## Start

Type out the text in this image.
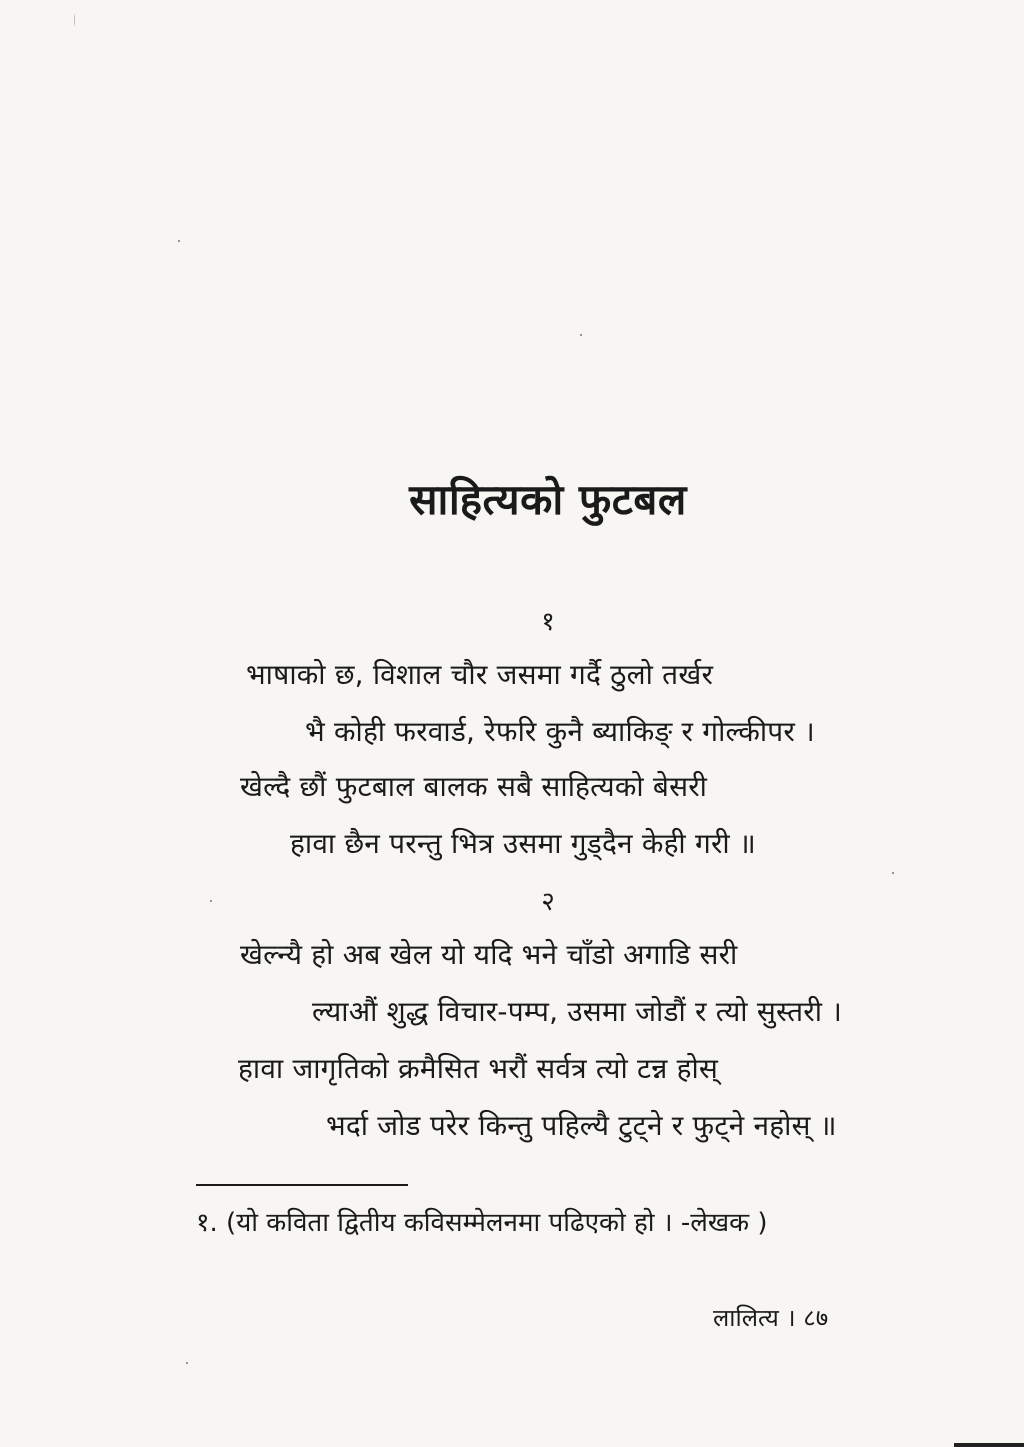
साहित्यको फुटबल
१
भाषाको छ, विशाल चौर जसमा गर्दै ठुलो तर्खर
भै कोही फरवार्ड, रेफरि कुनै ब्याकिङ् र गोल्कीपर ।
खेल्दै छौं फुटबाल बालक सबै साहित्यको बेसरी
हावा छैन परन्तु भित्र उसमा गुड्दैन केही गरी ॥
२
खेल्न्यै हो अब खेल यो यदि भने चाँडो अगाडि सरी
ल्याऔं शुद्ध विचार-पम्प, उसमा जोडौं र त्यो सुस्तरी ।
हावा जागृतिको क्रमैसित भरौं सर्वत्र त्यो टन्न होस्
भर्दा जोड परेर किन्तु पहिल्यै टुट्ने र फुट्ने नहोस् ॥
१. (यो कविता द्वितीय कविसम्मेलनमा पढिएको हो । -लेखक )
लालित्य । ८७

## End

--- Exercise requirements ---
Without the pictures, repeat the listing above exactly.

--- Solution to the problem ---
Type out the text in this image.
साहित्यको फुटबल
१
भाषाको छ, विशाल चौर जसमा गर्दै ठुलो तर्खर
भै कोही फरवार्ड, रेफरि कुनै ब्याकिङ् र गोल्कीपर ।
खेल्दै छौं फुटबाल बालक सबै साहित्यको बेसरी
हावा छैन परन्तु भित्र उसमा गुड्दैन केही गरी ॥
२
खेल्न्यै हो अब खेल यो यदि भने चाँडो अगाडि सरी
ल्याऔं शुद्ध विचार-पम्प, उसमा जोडौं र त्यो सुस्तरी ।
हावा जागृतिको क्रमैसित भरौं सर्वत्र त्यो टन्न होस्
भर्दा जोड परेर किन्तु पहिल्यै टुट्ने र फुट्ने नहोस् ॥
१. (यो कविता द्वितीय कविसम्मेलनमा पढिएको हो । -लेखक )
लालित्य । ८७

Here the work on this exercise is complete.